• [Set problem]
Output all the data exactly. Pictures do not belong in the copy.

• [Supplied information]

══════

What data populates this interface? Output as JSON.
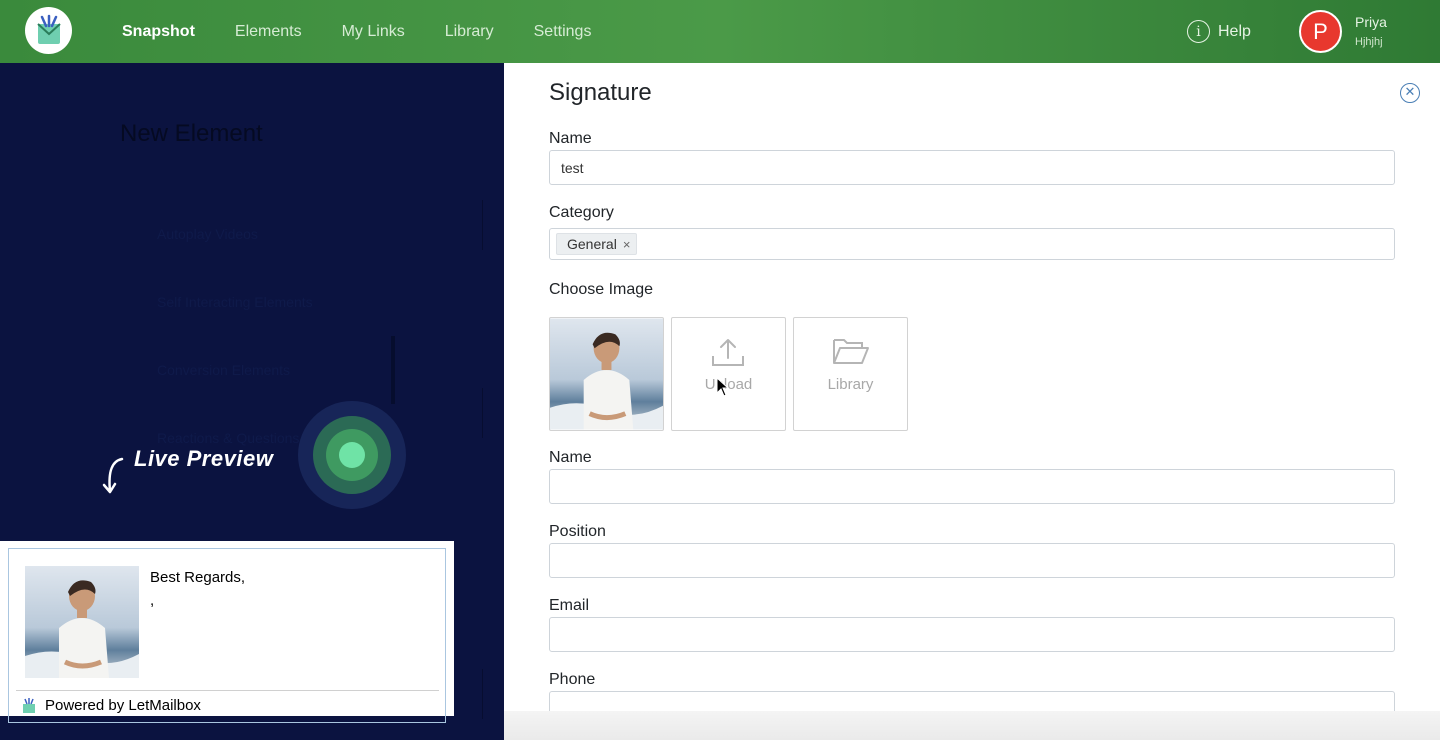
{
  "nav": {
    "items": [
      "Snapshot",
      "Elements",
      "My Links",
      "Library",
      "Settings"
    ],
    "active": "Snapshot",
    "help_label": "Help",
    "help_icon": "i",
    "user": {
      "initial": "P",
      "name": "Priya",
      "subtitle": "Hjhjhj"
    },
    "colors": {
      "bar": "#3f8f40",
      "avatar": "#e8382e"
    }
  },
  "background_page": {
    "title": "New Element",
    "menu": [
      "Autoplay Videos",
      "Self Interacting Elements",
      "Conversion Elements",
      "Reactions & Questions"
    ]
  },
  "live_preview": {
    "label": "Live Preview",
    "regards": "Best Regards,",
    "name_line": ",",
    "powered_by": "Powered by LetMailbox"
  },
  "form": {
    "title": "Signature",
    "name_label": "Name",
    "name_value": "test",
    "category_label": "Category",
    "category_tag": "General",
    "choose_image_label": "Choose Image",
    "upload_label": "Upload",
    "library_label": "Library",
    "sig_name_label": "Name",
    "position_label": "Position",
    "email_label": "Email",
    "phone_label": "Phone"
  }
}
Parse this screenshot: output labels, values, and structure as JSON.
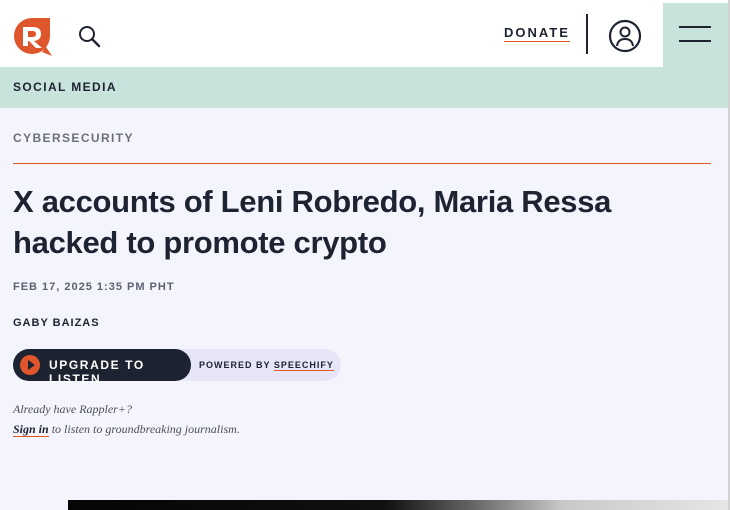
{
  "header": {
    "logo": "rappler-logo",
    "search_icon": "search-icon",
    "donate_label": "DONATE",
    "user_icon": "user-icon",
    "menu_icon": "menu-icon"
  },
  "section": {
    "label": "SOCIAL MEDIA"
  },
  "article": {
    "kicker": "CYBERSECURITY",
    "title": "X accounts of Leni Robredo, Maria Ressa hacked to promote crypto",
    "date": "FEB 17, 2025 1:35 PM PHT",
    "author": "GABY BAIZAS"
  },
  "audio": {
    "upgrade_label": "UPGRADE TO LISTEN",
    "powered_prefix": "POWERED BY ",
    "powered_brand": "SPEECHIFY"
  },
  "subscription": {
    "line1": "Already have Rappler+?",
    "signin_label": "Sign in",
    "line2_rest": " to listen to groundbreaking journalism."
  },
  "colors": {
    "brand_orange": "#e0562c",
    "mint": "#c7e3db",
    "navy": "#1d2331",
    "page_bg": "#f4f4fc"
  }
}
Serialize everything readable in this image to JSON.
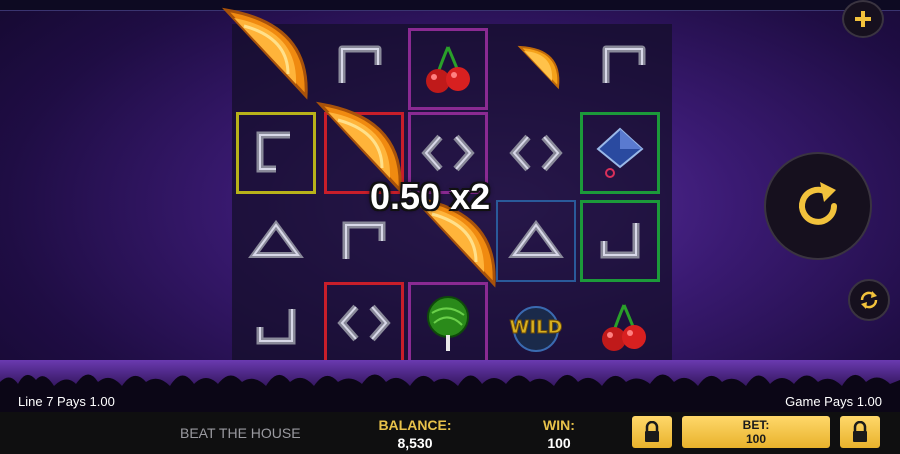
{
  "game": {
    "title": "BEAT THE HOUSE"
  },
  "win_display": {
    "text": "0.50 x2"
  },
  "line_info": {
    "left": "Line 7 Pays 1.00",
    "right": "Game Pays 1.00"
  },
  "stats": {
    "balance_label": "BALANCE:",
    "balance_value": "8,530",
    "win_label": "WIN:",
    "win_value": "100",
    "bet_label": "BET:",
    "bet_value": "100"
  },
  "symbols": {
    "wild_text": "WILD"
  },
  "colors": {
    "accent": "#e8c24a",
    "gold_button": "#f2c23c",
    "background": "#3a1a72"
  },
  "icons": [
    "plus-icon",
    "spin-arrow-icon",
    "autoplay-icon",
    "lock-icon",
    "orange-slice-icon",
    "cherry-icon",
    "diamond-icon",
    "bracket-icon",
    "lollipop-icon",
    "wild-icon"
  ]
}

══════

• [Exercise output]
What data populates this interface? Output as JSON.
{
  "nav": {
    "items": [
      "Snapshot",
      "Elements",
      "My Links",
      "Library",
      "Settings"
    ],
    "active": "Snapshot",
    "help_label": "Help",
    "help_icon": "i",
    "user": {
      "initial": "P",
      "name": "Priya",
      "subtitle": "Hjhjhj"
    },
    "colors": {
      "bar": "#3f8f40",
      "avatar": "#e8382e"
    }
  },
  "background_page": {
    "title": "New Element",
    "menu": [
      "Autoplay Videos",
      "Self Interacting Elements",
      "Conversion Elements",
      "Reactions & Questions"
    ]
  },
  "live_preview": {
    "label": "Live Preview",
    "regards": "Best Regards,",
    "name_line": ",",
    "powered_by": "Powered by LetMailbox"
  },
  "form": {
    "title": "Signature",
    "name_label": "Name",
    "name_value": "test",
    "category_label": "Category",
    "category_tag": "General",
    "choose_image_label": "Choose Image",
    "upload_label": "Upload",
    "library_label": "Library",
    "sig_name_label": "Name",
    "position_label": "Position",
    "email_label": "Email",
    "phone_label": "Phone"
  }
}
Parse this screenshot: output labels, values, and structure as JSON.
{
  "header": {
    "logo": "rappler-logo",
    "search_icon": "search-icon",
    "donate_label": "DONATE",
    "user_icon": "user-icon",
    "menu_icon": "menu-icon"
  },
  "section": {
    "label": "SOCIAL MEDIA"
  },
  "article": {
    "kicker": "CYBERSECURITY",
    "title": "X accounts of Leni Robredo, Maria Ressa hacked to promote crypto",
    "date": "FEB 17, 2025 1:35 PM PHT",
    "author": "GABY BAIZAS"
  },
  "audio": {
    "upgrade_label": "UPGRADE TO LISTEN",
    "powered_prefix": "POWERED BY ",
    "powered_brand": "SPEECHIFY"
  },
  "subscription": {
    "line1": "Already have Rappler+?",
    "signin_label": "Sign in",
    "line2_rest": " to listen to groundbreaking journalism."
  },
  "colors": {
    "brand_orange": "#e0562c",
    "mint": "#c7e3db",
    "navy": "#1d2331",
    "page_bg": "#f4f4fc"
  }
}
Serialize everything readable in this image to JSON.
{
  "game": {
    "title": "BEAT THE HOUSE"
  },
  "win_display": {
    "text": "0.50 x2"
  },
  "line_info": {
    "left": "Line 7 Pays 1.00",
    "right": "Game Pays 1.00"
  },
  "stats": {
    "balance_label": "BALANCE:",
    "balance_value": "8,530",
    "win_label": "WIN:",
    "win_value": "100",
    "bet_label": "BET:",
    "bet_value": "100"
  },
  "symbols": {
    "wild_text": "WILD"
  },
  "colors": {
    "accent": "#e8c24a",
    "gold_button": "#f2c23c",
    "background": "#3a1a72"
  },
  "icons": [
    "plus-icon",
    "spin-arrow-icon",
    "autoplay-icon",
    "lock-icon",
    "orange-slice-icon",
    "cherry-icon",
    "diamond-icon",
    "bracket-icon",
    "lollipop-icon",
    "wild-icon"
  ]
}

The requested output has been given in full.